**PROBLEM A**
According to the GPU programming thread, what did the discussion conclude is the right way to try out the proposal?
**PROBLEM B**
Copy the records line for line, beginning with their first line and continuing through the line containing "type-label: Aa bbox=[340, 323, 356, 340]".

Isn't the higher abstraction level much more suited for capturing inputs and uploading them to the GPU? I haven't been following Flux.jl, but I think I greatly prefer improving it as opposed to betting on unified memory (performance cost: unknown) and hoping we don't make things even harder to reason about.
I think that's where we need some empirical testing, to see how likely this really is to trip people up. My feeling is that while those cases are possible, they are going to be much less common than just running a few simple matmuls in a clearly scoped block, which is going to work fine and have far fewer hazards than the current model. The cost of running the experiment seems low for the potential gains -- and we can decide whether to bet the farm on it later.
FWIW what I'm proposing is also significantly different from the CUDA C unified programming model, where CPU and GPU kernels can be pretty freely mixed, and closer to what we have now. Kernels don't have to be allowed outside a cuda
block and scalar indexing can be disabled within it; it can be thought of as simply automating the conversion to CuArray
(indeed that might be one way to prototype it).
Improving Flux is obviously preferable, but I basically think we've hit a wall there. You put conversions in a bunch of places and if it's slightly wrong you go out of memory or get an obscure error. The TensorFlow-style approach takes control of that for you at a very high cost to usability (that's why we're here, after all). Unified memory is the only way I can see to get the best of all worlds, though of course I'm very open to other suggestions.
My issue title was misleading and unclear; unified memory is kind of beside the point here, it's just one implementation of a better CUDA programming model (and possibly not the best one).
We discussed this a bit today and came to the conclusion that prototyping this as a simple compiler pass is the right way to try it out. There are various other things – e.g. better array abstractions in Base – that we may need for the full story, but that's a start. I may get time to prototype something soon.
Anyone interested in hacking on this is welcome to reach out and I can help with that too.
Duplicating https://github.com/FluxML/Flux.jl/issues/706 here so that the right people can see it. I think the GPU maintainers generally agree that this is a good idea (please say if not) but we haven't written it down anywhere yet. Ideally we can work out some forward path for putting some effort into this.

**DATA PROVIDED**
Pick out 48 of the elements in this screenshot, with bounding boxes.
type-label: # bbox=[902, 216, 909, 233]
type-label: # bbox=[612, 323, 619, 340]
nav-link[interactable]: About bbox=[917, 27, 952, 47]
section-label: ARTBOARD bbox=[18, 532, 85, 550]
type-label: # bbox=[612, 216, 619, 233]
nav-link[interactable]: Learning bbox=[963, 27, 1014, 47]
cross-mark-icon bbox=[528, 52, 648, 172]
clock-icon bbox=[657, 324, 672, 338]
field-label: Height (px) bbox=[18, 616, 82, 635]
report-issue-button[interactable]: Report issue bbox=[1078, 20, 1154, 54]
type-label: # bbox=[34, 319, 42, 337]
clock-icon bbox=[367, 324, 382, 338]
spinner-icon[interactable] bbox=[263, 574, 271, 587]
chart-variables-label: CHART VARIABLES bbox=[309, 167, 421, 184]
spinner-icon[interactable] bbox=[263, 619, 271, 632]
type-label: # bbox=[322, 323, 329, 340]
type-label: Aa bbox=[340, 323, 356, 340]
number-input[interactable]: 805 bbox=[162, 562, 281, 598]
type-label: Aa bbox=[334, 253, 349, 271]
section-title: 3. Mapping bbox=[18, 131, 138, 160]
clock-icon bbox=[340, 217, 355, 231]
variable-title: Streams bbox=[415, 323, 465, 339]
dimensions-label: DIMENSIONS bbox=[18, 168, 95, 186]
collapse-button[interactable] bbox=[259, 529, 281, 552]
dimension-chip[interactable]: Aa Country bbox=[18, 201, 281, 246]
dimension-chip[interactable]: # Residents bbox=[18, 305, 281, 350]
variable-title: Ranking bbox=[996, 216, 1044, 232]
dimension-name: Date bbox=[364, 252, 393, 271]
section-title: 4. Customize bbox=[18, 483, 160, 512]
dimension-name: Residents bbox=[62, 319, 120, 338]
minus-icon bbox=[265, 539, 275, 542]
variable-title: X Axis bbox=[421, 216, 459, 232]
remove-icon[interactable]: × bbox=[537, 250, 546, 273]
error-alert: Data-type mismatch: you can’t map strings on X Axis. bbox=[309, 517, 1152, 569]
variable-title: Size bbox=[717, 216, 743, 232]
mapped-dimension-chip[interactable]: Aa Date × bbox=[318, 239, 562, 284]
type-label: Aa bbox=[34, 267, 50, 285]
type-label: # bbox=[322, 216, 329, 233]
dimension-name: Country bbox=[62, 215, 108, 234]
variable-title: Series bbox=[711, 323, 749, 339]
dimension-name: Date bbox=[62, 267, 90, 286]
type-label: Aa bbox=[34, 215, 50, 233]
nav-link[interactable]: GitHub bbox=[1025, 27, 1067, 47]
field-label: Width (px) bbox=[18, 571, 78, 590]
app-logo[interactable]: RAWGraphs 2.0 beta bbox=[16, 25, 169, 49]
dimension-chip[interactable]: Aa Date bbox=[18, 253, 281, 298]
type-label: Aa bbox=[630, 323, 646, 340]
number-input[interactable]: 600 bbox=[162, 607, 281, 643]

**EXERCISE SOLUTION A**
Prototyping it as a simple compiler pass.

**EXERCISE SOLUTION B**
Pick out 48 of the elements in this screenshot, with bounding boxes.
type-label: # bbox=[902, 216, 909, 233]
type-label: # bbox=[612, 323, 619, 340]
nav-link[interactable]: About bbox=[917, 27, 952, 47]
section-label: ARTBOARD bbox=[18, 532, 85, 550]
type-label: # bbox=[612, 216, 619, 233]
nav-link[interactable]: Learning bbox=[963, 27, 1014, 47]
cross-mark-icon bbox=[528, 52, 648, 172]
clock-icon bbox=[657, 324, 672, 338]
field-label: Height (px) bbox=[18, 616, 82, 635]
report-issue-button[interactable]: Report issue bbox=[1078, 20, 1154, 54]
type-label: # bbox=[34, 319, 42, 337]
clock-icon bbox=[367, 324, 382, 338]
spinner-icon[interactable] bbox=[263, 574, 271, 587]
chart-variables-label: CHART VARIABLES bbox=[309, 167, 421, 184]
spinner-icon[interactable] bbox=[263, 619, 271, 632]
type-label: # bbox=[322, 323, 329, 340]
type-label: Aa bbox=[340, 323, 356, 340]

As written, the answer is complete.